=== Dataset content ===
★ ★ ★
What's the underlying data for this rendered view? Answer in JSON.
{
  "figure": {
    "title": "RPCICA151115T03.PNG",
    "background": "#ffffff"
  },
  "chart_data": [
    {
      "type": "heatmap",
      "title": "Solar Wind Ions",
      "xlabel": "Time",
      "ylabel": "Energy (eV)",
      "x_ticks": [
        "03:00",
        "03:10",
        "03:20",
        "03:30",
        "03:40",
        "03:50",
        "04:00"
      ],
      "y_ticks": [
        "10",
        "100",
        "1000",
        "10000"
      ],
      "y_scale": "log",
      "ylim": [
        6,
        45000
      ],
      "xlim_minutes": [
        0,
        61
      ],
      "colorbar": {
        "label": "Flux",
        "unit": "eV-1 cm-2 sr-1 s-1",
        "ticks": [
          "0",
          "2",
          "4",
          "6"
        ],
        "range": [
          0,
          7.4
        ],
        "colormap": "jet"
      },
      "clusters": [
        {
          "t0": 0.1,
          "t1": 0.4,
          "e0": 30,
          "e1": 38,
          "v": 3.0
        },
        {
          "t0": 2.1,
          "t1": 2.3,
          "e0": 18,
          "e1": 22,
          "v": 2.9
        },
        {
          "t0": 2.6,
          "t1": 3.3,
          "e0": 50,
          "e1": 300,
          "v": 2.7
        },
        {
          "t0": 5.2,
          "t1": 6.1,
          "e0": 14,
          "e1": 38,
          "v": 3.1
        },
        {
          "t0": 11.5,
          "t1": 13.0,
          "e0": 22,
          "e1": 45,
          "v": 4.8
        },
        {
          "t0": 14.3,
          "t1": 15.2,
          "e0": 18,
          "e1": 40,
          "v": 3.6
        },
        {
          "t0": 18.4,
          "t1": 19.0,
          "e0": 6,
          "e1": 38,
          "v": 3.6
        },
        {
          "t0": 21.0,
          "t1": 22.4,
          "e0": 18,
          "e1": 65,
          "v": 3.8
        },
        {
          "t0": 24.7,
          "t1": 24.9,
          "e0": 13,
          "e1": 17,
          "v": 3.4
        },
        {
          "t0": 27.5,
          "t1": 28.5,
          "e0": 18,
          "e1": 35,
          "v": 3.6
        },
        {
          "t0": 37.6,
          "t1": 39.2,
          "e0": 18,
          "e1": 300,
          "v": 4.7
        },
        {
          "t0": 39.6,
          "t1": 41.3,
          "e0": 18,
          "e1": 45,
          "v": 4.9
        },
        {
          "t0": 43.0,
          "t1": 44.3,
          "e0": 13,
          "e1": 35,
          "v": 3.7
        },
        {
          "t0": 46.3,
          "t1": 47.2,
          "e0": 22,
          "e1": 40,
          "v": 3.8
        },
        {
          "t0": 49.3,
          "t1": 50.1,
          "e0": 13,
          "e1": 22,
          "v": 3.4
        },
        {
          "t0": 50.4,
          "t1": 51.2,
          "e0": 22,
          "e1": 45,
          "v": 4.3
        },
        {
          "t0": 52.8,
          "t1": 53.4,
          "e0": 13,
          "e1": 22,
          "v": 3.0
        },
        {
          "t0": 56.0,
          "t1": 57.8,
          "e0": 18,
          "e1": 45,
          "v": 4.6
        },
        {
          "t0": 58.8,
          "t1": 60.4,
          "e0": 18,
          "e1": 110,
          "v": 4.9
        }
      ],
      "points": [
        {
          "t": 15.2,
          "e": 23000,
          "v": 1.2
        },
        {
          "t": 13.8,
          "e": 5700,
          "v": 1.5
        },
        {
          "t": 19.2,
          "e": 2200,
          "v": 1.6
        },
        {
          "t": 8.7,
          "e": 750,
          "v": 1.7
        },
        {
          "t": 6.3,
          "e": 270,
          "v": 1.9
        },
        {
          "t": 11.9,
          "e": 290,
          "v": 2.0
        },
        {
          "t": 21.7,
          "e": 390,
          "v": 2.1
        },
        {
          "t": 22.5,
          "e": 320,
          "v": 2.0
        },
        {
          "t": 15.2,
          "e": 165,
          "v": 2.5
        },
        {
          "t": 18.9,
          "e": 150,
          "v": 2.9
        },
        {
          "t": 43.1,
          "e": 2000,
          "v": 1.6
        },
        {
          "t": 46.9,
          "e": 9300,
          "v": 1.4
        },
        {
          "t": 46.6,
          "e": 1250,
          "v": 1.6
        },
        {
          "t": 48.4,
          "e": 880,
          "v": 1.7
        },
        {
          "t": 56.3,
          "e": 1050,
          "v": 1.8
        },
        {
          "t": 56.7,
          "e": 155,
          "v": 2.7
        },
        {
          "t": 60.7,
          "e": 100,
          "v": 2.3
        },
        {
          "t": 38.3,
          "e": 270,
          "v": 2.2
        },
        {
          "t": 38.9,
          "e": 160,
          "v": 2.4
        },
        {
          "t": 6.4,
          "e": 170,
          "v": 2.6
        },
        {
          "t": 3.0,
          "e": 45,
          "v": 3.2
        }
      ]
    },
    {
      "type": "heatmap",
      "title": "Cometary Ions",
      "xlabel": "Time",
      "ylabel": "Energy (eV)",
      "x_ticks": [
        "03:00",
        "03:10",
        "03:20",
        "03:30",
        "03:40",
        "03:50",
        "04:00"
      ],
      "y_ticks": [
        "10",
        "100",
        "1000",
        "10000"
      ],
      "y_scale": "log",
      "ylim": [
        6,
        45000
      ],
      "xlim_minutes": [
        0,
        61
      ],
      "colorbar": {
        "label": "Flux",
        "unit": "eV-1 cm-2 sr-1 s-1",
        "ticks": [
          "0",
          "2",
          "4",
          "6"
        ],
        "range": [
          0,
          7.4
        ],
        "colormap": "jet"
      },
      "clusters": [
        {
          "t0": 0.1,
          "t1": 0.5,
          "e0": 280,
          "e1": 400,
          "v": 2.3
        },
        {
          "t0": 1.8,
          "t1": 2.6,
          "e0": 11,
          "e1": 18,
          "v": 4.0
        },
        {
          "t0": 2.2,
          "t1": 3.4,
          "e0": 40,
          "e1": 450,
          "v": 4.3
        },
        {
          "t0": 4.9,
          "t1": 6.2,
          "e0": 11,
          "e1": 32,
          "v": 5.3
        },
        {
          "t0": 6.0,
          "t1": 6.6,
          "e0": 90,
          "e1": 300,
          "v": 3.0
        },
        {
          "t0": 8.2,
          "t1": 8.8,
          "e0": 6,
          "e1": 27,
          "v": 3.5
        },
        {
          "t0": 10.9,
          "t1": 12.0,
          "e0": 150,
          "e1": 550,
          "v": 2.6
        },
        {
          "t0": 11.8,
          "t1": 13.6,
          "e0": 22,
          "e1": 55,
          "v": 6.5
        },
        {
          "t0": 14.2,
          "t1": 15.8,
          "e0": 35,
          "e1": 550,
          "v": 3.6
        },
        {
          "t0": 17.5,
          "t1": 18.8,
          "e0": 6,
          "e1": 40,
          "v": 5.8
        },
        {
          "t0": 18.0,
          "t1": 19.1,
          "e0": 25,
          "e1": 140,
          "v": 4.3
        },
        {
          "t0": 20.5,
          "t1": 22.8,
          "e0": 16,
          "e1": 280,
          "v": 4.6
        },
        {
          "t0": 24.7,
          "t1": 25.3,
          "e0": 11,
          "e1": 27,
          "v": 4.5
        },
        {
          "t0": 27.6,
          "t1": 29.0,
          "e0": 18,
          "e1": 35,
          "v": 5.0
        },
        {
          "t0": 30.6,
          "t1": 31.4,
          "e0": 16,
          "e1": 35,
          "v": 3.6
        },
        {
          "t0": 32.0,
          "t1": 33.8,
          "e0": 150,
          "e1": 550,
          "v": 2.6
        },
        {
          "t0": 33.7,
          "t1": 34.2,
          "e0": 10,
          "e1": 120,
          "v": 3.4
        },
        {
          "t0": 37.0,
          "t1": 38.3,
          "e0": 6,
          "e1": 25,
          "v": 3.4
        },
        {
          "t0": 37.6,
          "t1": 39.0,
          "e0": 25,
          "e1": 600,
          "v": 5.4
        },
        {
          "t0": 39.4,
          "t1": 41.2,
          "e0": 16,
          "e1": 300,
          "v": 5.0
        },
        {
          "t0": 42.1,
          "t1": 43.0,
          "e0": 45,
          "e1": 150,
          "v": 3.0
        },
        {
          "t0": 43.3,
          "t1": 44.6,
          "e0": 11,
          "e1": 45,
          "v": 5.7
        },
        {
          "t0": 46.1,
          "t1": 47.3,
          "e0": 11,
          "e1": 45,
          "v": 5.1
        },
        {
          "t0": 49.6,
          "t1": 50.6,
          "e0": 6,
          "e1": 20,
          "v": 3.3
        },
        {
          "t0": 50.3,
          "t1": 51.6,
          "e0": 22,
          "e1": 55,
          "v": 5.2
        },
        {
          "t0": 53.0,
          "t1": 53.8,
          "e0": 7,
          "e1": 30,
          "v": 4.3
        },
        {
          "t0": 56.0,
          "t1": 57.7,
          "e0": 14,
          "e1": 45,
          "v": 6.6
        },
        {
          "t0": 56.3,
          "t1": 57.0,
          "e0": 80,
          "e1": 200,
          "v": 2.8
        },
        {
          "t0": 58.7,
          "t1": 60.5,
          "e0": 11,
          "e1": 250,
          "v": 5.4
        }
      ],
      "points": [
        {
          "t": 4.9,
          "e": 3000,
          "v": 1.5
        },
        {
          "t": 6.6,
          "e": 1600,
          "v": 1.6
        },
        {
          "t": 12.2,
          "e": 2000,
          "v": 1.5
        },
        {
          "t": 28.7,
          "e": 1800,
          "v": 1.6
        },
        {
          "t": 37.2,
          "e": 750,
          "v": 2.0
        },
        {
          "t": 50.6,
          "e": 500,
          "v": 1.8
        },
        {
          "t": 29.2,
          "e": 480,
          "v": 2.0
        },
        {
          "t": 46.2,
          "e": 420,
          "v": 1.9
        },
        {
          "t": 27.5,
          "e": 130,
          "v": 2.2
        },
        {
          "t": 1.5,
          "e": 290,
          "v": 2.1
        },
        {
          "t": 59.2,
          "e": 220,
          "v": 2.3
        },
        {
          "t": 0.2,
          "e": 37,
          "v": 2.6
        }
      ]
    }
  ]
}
★ ★ ★
=== Problem details ===
Locate the lines above that contain "Ions" and copy them.

=== The result ===
      "title": "Solar Wind Ions",
      "title": "Cometary Ions",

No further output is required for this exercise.